(EXERCISE INPUTS)

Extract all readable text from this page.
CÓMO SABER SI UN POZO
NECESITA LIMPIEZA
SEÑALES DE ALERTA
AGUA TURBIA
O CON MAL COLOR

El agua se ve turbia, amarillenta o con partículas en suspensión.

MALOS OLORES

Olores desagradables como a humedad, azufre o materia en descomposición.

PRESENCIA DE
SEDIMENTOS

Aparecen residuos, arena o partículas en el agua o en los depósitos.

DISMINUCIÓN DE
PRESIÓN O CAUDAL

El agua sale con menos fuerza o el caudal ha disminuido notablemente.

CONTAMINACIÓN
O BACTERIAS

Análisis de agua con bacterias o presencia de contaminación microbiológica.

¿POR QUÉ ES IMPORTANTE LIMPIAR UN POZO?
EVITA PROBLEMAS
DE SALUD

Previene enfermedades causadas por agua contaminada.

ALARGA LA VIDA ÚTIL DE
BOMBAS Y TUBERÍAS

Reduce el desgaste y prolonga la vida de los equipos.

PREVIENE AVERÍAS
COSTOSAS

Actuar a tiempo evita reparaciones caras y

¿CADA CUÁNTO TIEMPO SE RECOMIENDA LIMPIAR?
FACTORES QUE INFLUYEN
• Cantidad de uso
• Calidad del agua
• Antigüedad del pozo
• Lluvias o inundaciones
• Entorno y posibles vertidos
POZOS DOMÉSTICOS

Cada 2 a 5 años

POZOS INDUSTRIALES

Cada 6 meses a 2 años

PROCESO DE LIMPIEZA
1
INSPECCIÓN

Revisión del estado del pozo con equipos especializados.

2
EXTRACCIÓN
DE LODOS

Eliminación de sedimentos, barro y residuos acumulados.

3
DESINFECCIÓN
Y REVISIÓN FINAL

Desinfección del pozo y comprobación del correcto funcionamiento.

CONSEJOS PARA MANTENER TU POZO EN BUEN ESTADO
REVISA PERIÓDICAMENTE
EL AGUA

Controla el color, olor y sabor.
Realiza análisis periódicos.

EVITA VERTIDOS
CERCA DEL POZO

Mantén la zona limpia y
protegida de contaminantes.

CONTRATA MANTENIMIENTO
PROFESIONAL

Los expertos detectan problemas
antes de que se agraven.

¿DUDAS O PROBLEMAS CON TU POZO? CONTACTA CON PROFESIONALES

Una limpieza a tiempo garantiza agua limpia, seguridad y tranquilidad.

(End EXERCISE INPUTS)

WHAT THE TASK REQUIRES ▸
Repeat every record, exactly as written.

TASK RESULT ▸
Extract all readable text from this page.
CÓMO SABER SI UN POZO
NECESITA LIMPIEZA
SEÑALES DE ALERTA
AGUA TURBIA
O CON MAL COLOR

El agua se ve turbia, amarillenta o con partículas en suspensión.

MALOS OLORES

Olores desagradables como a humedad, azufre o materia en descomposición.

PRESENCIA DE
SEDIMENTOS

Aparecen residuos, arena o partículas en el agua o en los depósitos.

DISMINUCIÓN DE
PRESIÓN O CAUDAL

El agua sale con menos fuerza o el caudal ha disminuido notablemente.

CONTAMINACIÓN
O BACTERIAS

Análisis de agua con bacterias o presencia de contaminación microbiológica.

¿POR QUÉ ES IMPORTANTE LIMPIAR UN POZO?
EVITA PROBLEMAS
DE SALUD

Previene enfermedades causadas por agua contaminada.

ALARGA LA VIDA ÚTIL DE
BOMBAS Y TUBERÍAS

Reduce el desgaste y prolonga la vida de los equipos.

PREVIENE AVERÍAS
COSTOSAS

Actuar a tiempo evita reparaciones caras y

¿CADA CUÁNTO TIEMPO SE RECOMIENDA LIMPIAR?
FACTORES QUE INFLUYEN
• Cantidad de uso
• Calidad del agua
• Antigüedad del pozo
• Lluvias o inundaciones
• Entorno y posibles vertidos
POZOS DOMÉSTICOS

Cada 2 a 5 años

POZOS INDUSTRIALES

Cada 6 meses a 2 años

PROCESO DE LIMPIEZA
1
INSPECCIÓN

Revisión del estado del pozo con equipos especializados.

2
EXTRACCIÓN
DE LODOS

Eliminación de sedimentos, barro y residuos acumulados.

3
DESINFECCIÓN
Y REVISIÓN FINAL

Desinfección del pozo y comprobación del correcto funcionamiento.

CONSEJOS PARA MANTENER TU POZO EN BUEN ESTADO
REVISA PERIÓDICAMENTE
EL AGUA

Controla el color, olor y sabor.
Realiza análisis periódicos.

EVITA VERTIDOS
CERCA DEL POZO

Mantén la zona limpia y
protegida de contaminantes.

CONTRATA MANTENIMIENTO
PROFESIONAL

Los expertos detectan problemas
antes de que se agraven.

¿DUDAS O PROBLEMAS CON TU POZO? CONTACTA CON PROFESIONALES

Una limpieza a tiempo garantiza agua limpia, seguridad y tranquilidad.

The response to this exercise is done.